◆ WRITTEN PROBLEM:
Each entry below is to be extracted exactly.

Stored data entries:
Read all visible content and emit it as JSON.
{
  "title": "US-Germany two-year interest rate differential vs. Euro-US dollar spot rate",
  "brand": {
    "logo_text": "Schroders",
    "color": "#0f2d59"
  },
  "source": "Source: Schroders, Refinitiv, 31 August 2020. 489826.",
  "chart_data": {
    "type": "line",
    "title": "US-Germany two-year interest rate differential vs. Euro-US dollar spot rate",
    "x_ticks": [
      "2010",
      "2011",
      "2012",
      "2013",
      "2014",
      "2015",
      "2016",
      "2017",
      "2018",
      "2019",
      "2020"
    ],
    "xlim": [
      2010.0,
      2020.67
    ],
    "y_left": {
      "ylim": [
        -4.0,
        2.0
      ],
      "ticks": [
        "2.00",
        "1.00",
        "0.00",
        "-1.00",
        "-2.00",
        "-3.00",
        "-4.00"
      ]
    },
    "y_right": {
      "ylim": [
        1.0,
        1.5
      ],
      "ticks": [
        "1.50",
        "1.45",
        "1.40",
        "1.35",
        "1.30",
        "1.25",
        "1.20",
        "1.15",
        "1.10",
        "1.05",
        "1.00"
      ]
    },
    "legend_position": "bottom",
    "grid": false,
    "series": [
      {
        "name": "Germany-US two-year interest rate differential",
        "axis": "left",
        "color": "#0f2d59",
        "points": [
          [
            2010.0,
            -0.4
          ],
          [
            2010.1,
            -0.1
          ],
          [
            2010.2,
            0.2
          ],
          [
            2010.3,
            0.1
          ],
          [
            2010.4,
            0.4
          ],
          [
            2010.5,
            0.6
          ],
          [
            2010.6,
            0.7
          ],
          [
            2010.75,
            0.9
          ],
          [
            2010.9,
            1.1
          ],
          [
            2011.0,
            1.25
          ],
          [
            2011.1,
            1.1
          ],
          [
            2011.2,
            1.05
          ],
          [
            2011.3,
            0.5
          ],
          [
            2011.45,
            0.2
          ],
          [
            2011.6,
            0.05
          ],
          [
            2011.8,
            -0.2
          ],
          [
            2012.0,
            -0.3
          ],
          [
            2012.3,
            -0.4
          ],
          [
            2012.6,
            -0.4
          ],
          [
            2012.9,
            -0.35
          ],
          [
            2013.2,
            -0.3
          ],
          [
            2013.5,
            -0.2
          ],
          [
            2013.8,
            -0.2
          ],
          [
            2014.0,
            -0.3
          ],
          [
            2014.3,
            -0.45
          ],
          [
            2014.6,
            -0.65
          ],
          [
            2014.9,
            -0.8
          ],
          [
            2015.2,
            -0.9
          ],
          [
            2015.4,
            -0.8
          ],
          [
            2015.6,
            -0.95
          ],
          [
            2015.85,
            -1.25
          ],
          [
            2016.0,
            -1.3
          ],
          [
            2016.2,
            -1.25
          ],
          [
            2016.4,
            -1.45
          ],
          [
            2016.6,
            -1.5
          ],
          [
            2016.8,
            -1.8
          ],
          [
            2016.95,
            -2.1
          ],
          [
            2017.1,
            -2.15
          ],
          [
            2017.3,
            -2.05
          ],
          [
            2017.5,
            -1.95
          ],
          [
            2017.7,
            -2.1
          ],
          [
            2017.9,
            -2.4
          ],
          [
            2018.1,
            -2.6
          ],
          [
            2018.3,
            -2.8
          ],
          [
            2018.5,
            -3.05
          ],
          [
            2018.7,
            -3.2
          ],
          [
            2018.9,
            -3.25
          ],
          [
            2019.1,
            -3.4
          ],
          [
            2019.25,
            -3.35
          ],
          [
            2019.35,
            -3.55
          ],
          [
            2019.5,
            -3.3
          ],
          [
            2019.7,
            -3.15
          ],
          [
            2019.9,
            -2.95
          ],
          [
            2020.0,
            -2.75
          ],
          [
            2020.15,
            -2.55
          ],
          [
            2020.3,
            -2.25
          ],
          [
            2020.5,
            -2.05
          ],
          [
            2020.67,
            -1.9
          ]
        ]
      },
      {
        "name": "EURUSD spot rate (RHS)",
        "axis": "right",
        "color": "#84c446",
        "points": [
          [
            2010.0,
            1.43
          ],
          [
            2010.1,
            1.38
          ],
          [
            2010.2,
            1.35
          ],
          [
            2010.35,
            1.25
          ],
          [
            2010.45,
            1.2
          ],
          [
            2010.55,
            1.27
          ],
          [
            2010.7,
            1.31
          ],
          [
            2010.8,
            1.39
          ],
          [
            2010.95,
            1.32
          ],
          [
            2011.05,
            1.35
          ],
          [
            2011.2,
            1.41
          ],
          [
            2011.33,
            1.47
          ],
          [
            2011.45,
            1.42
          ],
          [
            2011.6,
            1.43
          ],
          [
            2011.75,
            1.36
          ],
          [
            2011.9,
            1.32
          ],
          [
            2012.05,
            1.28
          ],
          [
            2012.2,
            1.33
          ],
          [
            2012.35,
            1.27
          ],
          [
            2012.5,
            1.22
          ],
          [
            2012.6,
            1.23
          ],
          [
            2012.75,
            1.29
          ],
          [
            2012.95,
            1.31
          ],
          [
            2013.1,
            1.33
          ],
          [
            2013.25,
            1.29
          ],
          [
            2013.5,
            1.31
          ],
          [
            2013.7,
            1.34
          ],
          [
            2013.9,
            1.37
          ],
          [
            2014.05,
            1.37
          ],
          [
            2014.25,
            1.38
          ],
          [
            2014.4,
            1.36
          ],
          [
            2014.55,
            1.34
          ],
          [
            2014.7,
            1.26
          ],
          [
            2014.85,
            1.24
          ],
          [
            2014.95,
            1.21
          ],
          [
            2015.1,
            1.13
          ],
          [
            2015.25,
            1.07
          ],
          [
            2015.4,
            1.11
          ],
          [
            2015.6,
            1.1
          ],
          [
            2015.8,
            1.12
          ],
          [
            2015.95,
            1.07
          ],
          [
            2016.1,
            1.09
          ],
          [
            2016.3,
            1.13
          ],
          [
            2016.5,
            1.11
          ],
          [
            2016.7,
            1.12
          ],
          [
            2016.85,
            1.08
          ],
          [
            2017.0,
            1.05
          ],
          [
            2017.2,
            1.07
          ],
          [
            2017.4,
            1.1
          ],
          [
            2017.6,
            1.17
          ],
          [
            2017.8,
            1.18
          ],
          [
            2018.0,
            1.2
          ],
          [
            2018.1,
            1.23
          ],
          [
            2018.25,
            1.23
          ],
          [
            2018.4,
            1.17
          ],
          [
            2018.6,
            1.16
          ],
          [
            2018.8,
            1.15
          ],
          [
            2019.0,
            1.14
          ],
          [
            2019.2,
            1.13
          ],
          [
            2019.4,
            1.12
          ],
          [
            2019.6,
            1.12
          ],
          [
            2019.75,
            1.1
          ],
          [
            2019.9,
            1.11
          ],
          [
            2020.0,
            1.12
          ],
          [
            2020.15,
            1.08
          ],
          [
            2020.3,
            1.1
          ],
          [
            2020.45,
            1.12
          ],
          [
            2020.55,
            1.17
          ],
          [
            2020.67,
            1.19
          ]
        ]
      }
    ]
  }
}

◆ OUTPUT OF THE EXERCISE:
Read all visible content and emit it as JSON.
{
  "title": "US-Germany two-year interest rate differential vs. Euro-US dollar spot rate",
  "brand": {
    "logo_text": "Schroders",
    "color": "#0f2d59"
  },
  "source": "Source: Schroders, Refinitiv, 31 August 2020. 489826.",
  "chart_data": {
    "type": "line",
    "title": "US-Germany two-year interest rate differential vs. Euro-US dollar spot rate",
    "x_ticks": [
      "2010",
      "2011",
      "2012",
      "2013",
      "2014",
      "2015",
      "2016",
      "2017",
      "2018",
      "2019",
      "2020"
    ],
    "xlim": [
      2010.0,
      2020.67
    ],
    "y_left": {
      "ylim": [
        -4.0,
        2.0
      ],
      "ticks": [
        "2.00",
        "1.00",
        "0.00",
        "-1.00",
        "-2.00",
        "-3.00",
        "-4.00"
      ]
    },
    "y_right": {
      "ylim": [
        1.0,
        1.5
      ],
      "ticks": [
        "1.50",
        "1.45",
        "1.40",
        "1.35",
        "1.30",
        "1.25",
        "1.20",
        "1.15",
        "1.10",
        "1.05",
        "1.00"
      ]
    },
    "legend_position": "bottom",
    "grid": false,
    "series": [
      {
        "name": "Germany-US two-year interest rate differential",
        "axis": "left",
        "color": "#0f2d59",
        "points": [
          [
            2010.0,
            -0.4
          ],
          [
            2010.1,
            -0.1
          ],
          [
            2010.2,
            0.2
          ],
          [
            2010.3,
            0.1
          ],
          [
            2010.4,
            0.4
          ],
          [
            2010.5,
            0.6
          ],
          [
            2010.6,
            0.7
          ],
          [
            2010.75,
            0.9
          ],
          [
            2010.9,
            1.1
          ],
          [
            2011.0,
            1.25
          ],
          [
            2011.1,
            1.1
          ],
          [
            2011.2,
            1.05
          ],
          [
            2011.3,
            0.5
          ],
          [
            2011.45,
            0.2
          ],
          [
            2011.6,
            0.05
          ],
          [
            2011.8,
            -0.2
          ],
          [
            2012.0,
            -0.3
          ],
          [
            2012.3,
            -0.4
          ],
          [
            2012.6,
            -0.4
          ],
          [
            2012.9,
            -0.35
          ],
          [
            2013.2,
            -0.3
          ],
          [
            2013.5,
            -0.2
          ],
          [
            2013.8,
            -0.2
          ],
          [
            2014.0,
            -0.3
          ],
          [
            2014.3,
            -0.45
          ],
          [
            2014.6,
            -0.65
          ],
          [
            2014.9,
            -0.8
          ],
          [
            2015.2,
            -0.9
          ],
          [
            2015.4,
            -0.8
          ],
          [
            2015.6,
            -0.95
          ],
          [
            2015.85,
            -1.25
          ],
          [
            2016.0,
            -1.3
          ],
          [
            2016.2,
            -1.25
          ],
          [
            2016.4,
            -1.45
          ],
          [
            2016.6,
            -1.5
          ],
          [
            2016.8,
            -1.8
          ],
          [
            2016.95,
            -2.1
          ],
          [
            2017.1,
            -2.15
          ],
          [
            2017.3,
            -2.05
          ],
          [
            2017.5,
            -1.95
          ],
          [
            2017.7,
            -2.1
          ],
          [
            2017.9,
            -2.4
          ],
          [
            2018.1,
            -2.6
          ],
          [
            2018.3,
            -2.8
          ],
          [
            2018.5,
            -3.05
          ],
          [
            2018.7,
            -3.2
          ],
          [
            2018.9,
            -3.25
          ],
          [
            2019.1,
            -3.4
          ],
          [
            2019.25,
            -3.35
          ],
          [
            2019.35,
            -3.55
          ],
          [
            2019.5,
            -3.3
          ],
          [
            2019.7,
            -3.15
          ],
          [
            2019.9,
            -2.95
          ],
          [
            2020.0,
            -2.75
          ],
          [
            2020.15,
            -2.55
          ],
          [
            2020.3,
            -2.25
          ],
          [
            2020.5,
            -2.05
          ],
          [
            2020.67,
            -1.9
          ]
        ]
      },
      {
        "name": "EURUSD spot rate (RHS)",
        "axis": "right",
        "color": "#84c446",
        "points": [
          [
            2010.0,
            1.43
          ],
          [
            2010.1,
            1.38
          ],
          [
            2010.2,
            1.35
          ],
          [
            2010.35,
            1.25
          ],
          [
            2010.45,
            1.2
          ],
          [
            2010.55,
            1.27
          ],
          [
            2010.7,
            1.31
          ],
          [
            2010.8,
            1.39
          ],
          [
            2010.95,
            1.32
          ],
          [
            2011.05,
            1.35
          ],
          [
            2011.2,
            1.41
          ],
          [
            2011.33,
            1.47
          ],
          [
            2011.45,
            1.42
          ],
          [
            2011.6,
            1.43
          ],
          [
            2011.75,
            1.36
          ],
          [
            2011.9,
            1.32
          ],
          [
            2012.05,
            1.28
          ],
          [
            2012.2,
            1.33
          ],
          [
            2012.35,
            1.27
          ],
          [
            2012.5,
            1.22
          ],
          [
            2012.6,
            1.23
          ],
          [
            2012.75,
            1.29
          ],
          [
            2012.95,
            1.31
          ],
          [
            2013.1,
            1.33
          ],
          [
            2013.25,
            1.29
          ],
          [
            2013.5,
            1.31
          ],
          [
            2013.7,
            1.34
          ],
          [
            2013.9,
            1.37
          ],
          [
            2014.05,
            1.37
          ],
          [
            2014.25,
            1.38
          ],
          [
            2014.4,
            1.36
          ],
          [
            2014.55,
            1.34
          ],
          [
            2014.7,
            1.26
          ],
          [
            2014.85,
            1.24
          ],
          [
            2014.95,
            1.21
          ],
          [
            2015.1,
            1.13
          ],
          [
            2015.25,
            1.07
          ],
          [
            2015.4,
            1.11
          ],
          [
            2015.6,
            1.1
          ],
          [
            2015.8,
            1.12
          ],
          [
            2015.95,
            1.07
          ],
          [
            2016.1,
            1.09
          ],
          [
            2016.3,
            1.13
          ],
          [
            2016.5,
            1.11
          ],
          [
            2016.7,
            1.12
          ],
          [
            2016.85,
            1.08
          ],
          [
            2017.0,
            1.05
          ],
          [
            2017.2,
            1.07
          ],
          [
            2017.4,
            1.1
          ],
          [
            2017.6,
            1.17
          ],
          [
            2017.8,
            1.18
          ],
          [
            2018.0,
            1.2
          ],
          [
            2018.1,
            1.23
          ],
          [
            2018.25,
            1.23
          ],
          [
            2018.4,
            1.17
          ],
          [
            2018.6,
            1.16
          ],
          [
            2018.8,
            1.15
          ],
          [
            2019.0,
            1.14
          ],
          [
            2019.2,
            1.13
          ],
          [
            2019.4,
            1.12
          ],
          [
            2019.6,
            1.12
          ],
          [
            2019.75,
            1.1
          ],
          [
            2019.9,
            1.11
          ],
          [
            2020.0,
            1.12
          ],
          [
            2020.15,
            1.08
          ],
          [
            2020.3,
            1.1
          ],
          [
            2020.45,
            1.12
          ],
          [
            2020.55,
            1.17
          ],
          [
            2020.67,
            1.19
          ]
        ]
      }
    ]
  }
}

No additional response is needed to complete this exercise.